* **Set problem 1**:
Answer these questions from the autumn garden article:
(a) Which late-flowering plants does the article list as highlighting autumn growth?
(b) Besides plants, what does the writer often bring home from autumn trips?
(c) How long do the writer and companions try to allow after getting home before going back to work mode?
* **Set problem 2**:
Pick up the autumn garden article after its last sentence and continue it in the same voice.

* **Given text**:

================

How to make the most of your autumn garden
Summer is fading and the softer light of autumn is shining. It’s the best time of year for making sure your garden is looking the best it can. Here are some of Jane Bellerby’s tips for achieving the best autumn garden.
Words: Jane Bellerby
Autumn offers long warm days but without the hot edge and cooler nights for deep and restful sleep. Out in the garden and further afield, there is a burst of blowsy growth highlighted by late flowering dahlias, Japanese anemone, lilies, roses, nerines, salvias and Michaelmas daisies. And weeds of course. I find the late summer/early autumn weeds have a toughness about them which makes them harder to control than soft spring growth. While I stop any seeding at the very least, I also know I can deal to them more thoroughly in the winter clean-up. The swamping effect of full growth from desirable plants helps to keep them in check as well.
Often in autumn we’re away from home on horse trips into the mountains or out on some long stretch of wild coast blowing away any cobwebs, refreshing our spirits and having fun. There tends to be a gathering element to these trips and I come home with plants from a friend’s garden or the side of the road, and often a couple of sacks of seaweed or an intriguing bit of driftwood for display. Being out in a wider environment is a source of mental stimulation, sparking new ideas and developing current themes of thought. It is restful because nothing we look at is part of our work load. Driving along gives us the chance to look at other people’s gardens and farms, we get to see and talk with people out of our valley, and we appreciate the laughter, chat and mutual challenges of being gardeners and land owners.
Then it’s home again which is often the best part of a holiday. We try to allow at least one or two days after getting home before swinging back into work mode so as not to feel swamped by all the work that has its hand up. “Mow me, weed me, plant me, harvest me!” Then there are the phone messages and the local community news to catch up on as we happily settle back into the rhythms of home. This time of year is also about the harvest and it’s fantastic to be gathering in produce such as main crop potatoes, corn and butternuts, late fruiting nashi, hazelnuts and walnuts, along with continuing the preserving and drying of fruit and vegetables.

================

Dataset rows
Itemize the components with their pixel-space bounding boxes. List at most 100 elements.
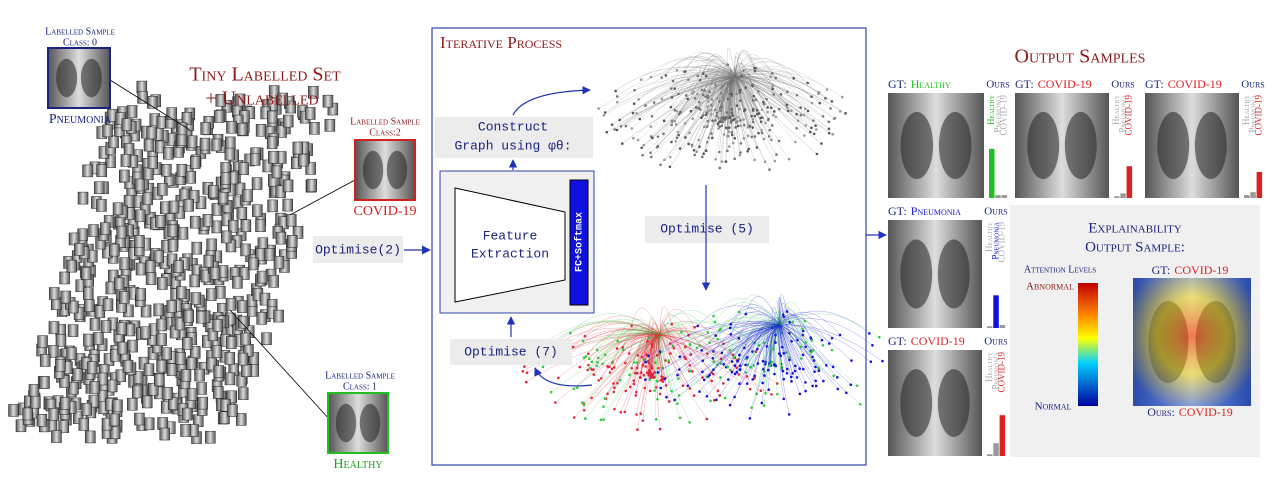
graph-edge: [734, 73, 764, 103]
graph-node: [572, 387, 576, 391]
thumbnail: [109, 348, 121, 362]
attention-map: [1133, 278, 1251, 406]
score-bar: [993, 295, 999, 328]
graph-node: [739, 142, 743, 145]
graph-node: [645, 371, 649, 374]
graph-node: [812, 119, 815, 122]
graph-node: [675, 136, 679, 140]
thumbnail: [235, 413, 247, 426]
thumbnail: [251, 177, 263, 190]
thumbnail: [82, 164, 93, 178]
thumbnail: [211, 345, 223, 358]
graph-edge: [746, 324, 781, 384]
graph-node: [644, 360, 647, 364]
thumbnail: [292, 226, 304, 239]
thumbnail: [85, 430, 96, 444]
graph-node: [706, 100, 710, 103]
graph-node: [738, 153, 742, 157]
graph-node: [731, 114, 735, 117]
thumbnail: [261, 332, 272, 345]
graph-node: [641, 153, 644, 157]
graph-node: [710, 379, 713, 383]
graph-edge: [779, 324, 819, 371]
ours-label: Ours: [984, 336, 1008, 348]
thumbnail: [234, 182, 246, 196]
graph-node: [608, 371, 612, 374]
gt-label: GT: COVID-19: [1145, 77, 1222, 91]
graph-node: [788, 358, 791, 362]
thumbnail: [156, 318, 167, 332]
graph-node: [632, 382, 636, 386]
class-label: Pneumonia: [990, 351, 1000, 389]
score-column: [1243, 93, 1263, 198]
graph-edge: [734, 77, 799, 121]
thumbnail: [183, 198, 194, 212]
step-label: Construct: [478, 119, 548, 134]
graph-edge: [629, 327, 661, 354]
graph-node: [614, 89, 617, 93]
graph-node: [651, 373, 655, 376]
graph-node: [762, 341, 766, 345]
thumbnail: [121, 118, 133, 131]
graph-node: [814, 379, 817, 383]
thumbnail: [155, 215, 166, 228]
graph-node: [718, 166, 722, 170]
graph-node: [735, 366, 739, 369]
graph-node: [804, 381, 807, 384]
graph-edge: [727, 77, 736, 129]
graph-node: [637, 97, 640, 101]
thumbnail: [205, 430, 216, 444]
thumbnail: [140, 326, 151, 339]
graph-node: [814, 384, 818, 388]
graph-node: [801, 329, 805, 333]
graph-node: [590, 360, 594, 364]
thumbnail: [93, 332, 104, 345]
graph-node: [650, 342, 654, 346]
graph-node: [722, 362, 726, 366]
graph-edge: [779, 307, 803, 329]
graph-node: [663, 158, 666, 162]
graph-node: [832, 117, 836, 121]
graph-node: [656, 135, 660, 138]
graph-node: [710, 136, 714, 140]
graph-edge: [734, 77, 749, 136]
graph-node: [738, 368, 742, 372]
graph-edge: [779, 315, 813, 341]
graph-node: [678, 416, 682, 420]
graph-node: [803, 107, 807, 111]
graph-node: [648, 389, 652, 393]
graph-node: [728, 145, 731, 148]
graph-top: [597, 47, 847, 171]
graph-edge: [737, 324, 781, 362]
graph-node: [645, 353, 648, 356]
thumbnail: [153, 303, 164, 317]
graph-edge: [773, 324, 781, 365]
score-bar: [993, 443, 999, 456]
graph-node: [831, 133, 835, 136]
thumbnail: [267, 110, 278, 124]
graph-node: [632, 102, 636, 106]
class-label: COVID-19: [1124, 95, 1134, 136]
thumbnail: [256, 312, 267, 325]
thumbnail: [68, 381, 79, 395]
graph-edge: [734, 57, 794, 79]
thumbnail: [206, 357, 217, 371]
graph-node: [745, 375, 749, 378]
thumbnail: [221, 230, 232, 244]
graph-node: [659, 386, 663, 390]
thumbnail: [156, 333, 167, 346]
lung: [937, 239, 970, 309]
graph-node: [693, 153, 697, 157]
graph-node: [636, 428, 639, 432]
lung: [362, 150, 384, 190]
thumbnail: [86, 361, 98, 375]
graph-edge: [718, 77, 736, 129]
thumbnail: [73, 307, 85, 320]
thumbnail: [175, 352, 186, 365]
graph-node: [766, 110, 769, 114]
thumbnail: [206, 288, 217, 301]
thumbnail: [105, 155, 116, 168]
lung: [1194, 111, 1227, 180]
score-bar: [1250, 192, 1256, 198]
gt-class: COVID-19: [1174, 263, 1228, 277]
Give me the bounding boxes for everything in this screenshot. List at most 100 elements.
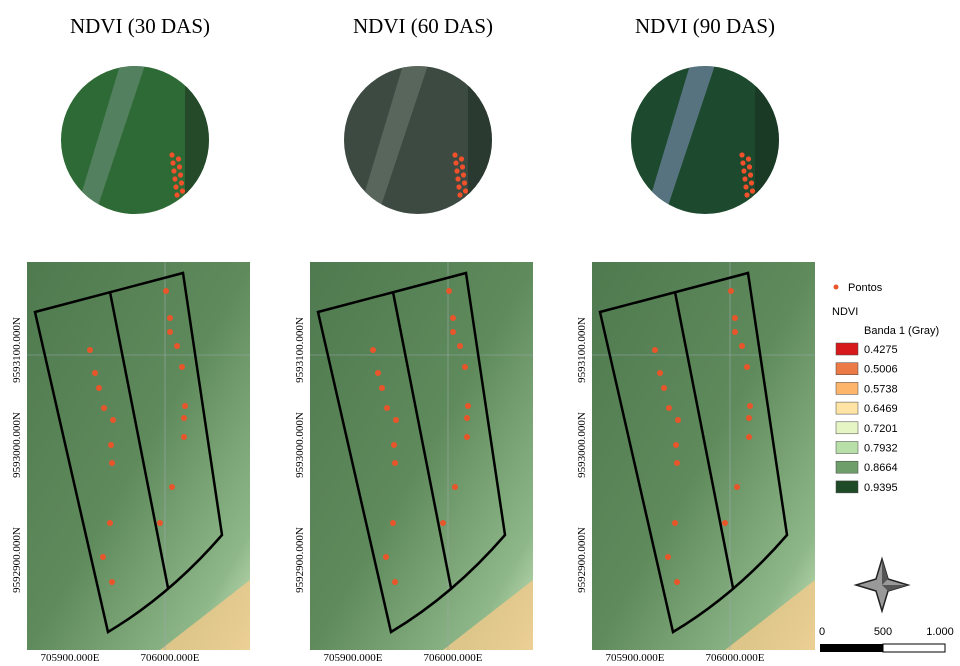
map-image xyxy=(27,262,250,650)
x-coord-label: 706000.000E xyxy=(706,652,765,664)
panel-title: NDVI (30 DAS) xyxy=(70,14,210,38)
sample-point xyxy=(163,288,169,294)
legend-label: 0.5738 xyxy=(864,383,898,395)
sample-point xyxy=(452,484,458,490)
sat-point xyxy=(459,156,464,161)
legend-swatch xyxy=(836,363,858,375)
sat-point xyxy=(453,160,458,165)
sat-point xyxy=(179,180,184,185)
sample-point xyxy=(450,315,456,321)
y-coord-label: 9593100.000N xyxy=(294,317,306,383)
sat-image xyxy=(630,65,785,215)
sat-point xyxy=(740,160,745,165)
legend-point xyxy=(834,285,839,290)
sample-point xyxy=(100,554,106,560)
legend-swatch xyxy=(836,402,858,414)
sat-point xyxy=(742,176,747,181)
sample-point xyxy=(87,347,93,353)
x-coord-label: 705900.000E xyxy=(606,652,665,664)
sample-point xyxy=(661,385,667,391)
legend-swatch xyxy=(836,343,858,355)
sample-point xyxy=(464,434,470,440)
sample-point xyxy=(390,520,396,526)
sat-point xyxy=(180,188,185,193)
sample-point xyxy=(391,442,397,448)
sample-point xyxy=(169,484,175,490)
sample-point xyxy=(179,364,185,370)
sample-point xyxy=(167,329,173,335)
sample-point xyxy=(722,520,728,526)
sample-point xyxy=(108,442,114,448)
sat-point xyxy=(750,188,755,193)
sat-point xyxy=(748,172,753,177)
sat-point xyxy=(176,156,181,161)
sample-point xyxy=(665,554,671,560)
sample-point xyxy=(101,405,107,411)
x-coord-label: 706000.000E xyxy=(141,652,200,664)
sample-point xyxy=(392,460,398,466)
map-figure: NDVI (30 DAS) 705900.000E 706000.000E 95931… xyxy=(0,0,960,666)
sample-point xyxy=(174,343,180,349)
sample-point xyxy=(672,520,678,526)
sample-point xyxy=(157,520,163,526)
sat-image xyxy=(60,65,215,215)
sat-point xyxy=(452,152,457,157)
sample-point xyxy=(732,315,738,321)
legend-label: 0.8664 xyxy=(864,462,898,474)
north-arrow xyxy=(856,559,908,611)
legend-swatch xyxy=(836,382,858,394)
sample-point xyxy=(746,415,752,421)
scale-black xyxy=(820,644,883,652)
sample-point xyxy=(746,434,752,440)
sample-point xyxy=(747,403,753,409)
sample-point xyxy=(383,554,389,560)
sample-point xyxy=(464,415,470,421)
sample-point xyxy=(450,329,456,335)
sample-point xyxy=(734,484,740,490)
sat-point xyxy=(172,176,177,181)
scale-white xyxy=(883,644,945,652)
y-coord-label: 9592900.000N xyxy=(11,527,23,593)
y-coord-label: 9593000.000N xyxy=(294,412,306,478)
map-image xyxy=(310,262,533,650)
sat-point xyxy=(456,184,461,189)
panel-title: NDVI (60 DAS) xyxy=(353,14,493,38)
sat-point xyxy=(461,172,466,177)
sample-point xyxy=(462,364,468,370)
sample-point xyxy=(384,405,390,411)
sat-point xyxy=(457,192,462,197)
sat-point xyxy=(463,188,468,193)
legend-label: 0.7932 xyxy=(864,443,898,455)
y-coord-label: 9592900.000N xyxy=(576,527,588,593)
sat-point xyxy=(743,184,748,189)
sample-point xyxy=(744,364,750,370)
sat-point xyxy=(462,180,467,185)
legend-swatch xyxy=(836,422,858,434)
y-coord-label: 9592900.000N xyxy=(294,527,306,593)
sample-point xyxy=(109,579,115,585)
panel: NDVI (90 DAS) 705900.000E 706000.000E 95931… xyxy=(576,14,815,664)
y-coord-label: 9593100.000N xyxy=(576,317,588,383)
sat-point xyxy=(741,168,746,173)
sample-point xyxy=(181,415,187,421)
sat-point xyxy=(455,176,460,181)
sat-point xyxy=(181,196,186,201)
sample-point xyxy=(666,405,672,411)
sample-point xyxy=(674,460,680,466)
sat-point xyxy=(747,164,752,169)
legend-label: 0.9395 xyxy=(864,482,898,494)
legend-swatch xyxy=(836,481,858,493)
y-coord-label: 9593000.000N xyxy=(576,412,588,478)
legend-band: Banda 1 (Gray) xyxy=(864,325,939,337)
sample-point xyxy=(107,520,113,526)
panel-title: NDVI (90 DAS) xyxy=(635,14,775,38)
sample-point xyxy=(375,370,381,376)
sample-point xyxy=(370,347,376,353)
sat-image xyxy=(343,65,498,215)
sample-point xyxy=(110,417,116,423)
sample-point xyxy=(92,370,98,376)
sat-point xyxy=(739,152,744,157)
sat-edge xyxy=(185,65,215,215)
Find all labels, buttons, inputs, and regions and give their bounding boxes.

================

* **Final result 1**:
(a) Dahlias, Japanese anemone, lilies, roses, nerines, salvias and Michaelmas daisies.
(b) Often a couple of sacks of seaweed or an intriguing bit of driftwood for display.
(c) At least one or two days.

* **Final result 2**:
I’ve dried beans, zucchini, tomatoes and onions in the past and not been happy with how they reconstitute. I can’t seem to get past the expectation that they will taste like fresh offerings. I’ve been experimenting, drying excess vegetables to the point of crispiness, then grinding everything to a powder. Tadaah! Instant soup or bouillon for travelling and to use over winter, or I can add spoonfuls to soups and stews to intensify taste and increase our mineral intake as well. It’s time to decide what other greenery you want to be eating over the next months. If I was to embark on a crusade for good eating my mantra could well be EAT HEAPS OF GREENS! And yellows and reds. I get so frustrated with the cooking shows on television when food gets tortured and fiddled with, then topped with a curl of chives and a few shreds of greenery. That is not enough to create balanced eating, and why do we garden if it is not to produce health-giving food, heaps of it and every day!
Greens for the coming months in our household include parsley, rocket, coriander, chervil, miner’s lettuce, kale, bok choi, cos lettuce, mizuna, silver beet, broccoli, cabbages and other brassicas. I want to be able to have a big handful of chopped raw greens and a big pot of cooked greens as a main part of my meals. Growing greens takes up way less room than many other crops and it is easy to keep planting a few every week or so to ensure continuity of daily supply.
3 TIPS FOR A BIT OF SPICE IN YOUR LIFE
Chillies are fun, but not necessarily easy to grow;
• Little Thai chillies are both dried and frozen – I throw them in the freezer ‘au naturel’ – then reconstitute under a running hot tap for a few moments, before I chop and cook with them as if they were fresh.
• To maximise the heat they thrive in, I mulch the chilli plants with seagrass. Being dark, it absorbs the warmth well.
• I lay flat rocks around the plants to hold the heat of the sunny days and release it over the evening after the sun has gone. The rocks and seaweed continue their multi-tasking by suppressing weeds and conserving moisture.
WHAT TO DO IN THE GARDEN NOW
• A cut-back of fading flowers and a bit of a feed will keep plants boosted along for a burst of autumn flowering.
• Slugs and snails are about as usual, especially once it gets a bit damper as autumn rains begin, so staying vigilant will protect young plants.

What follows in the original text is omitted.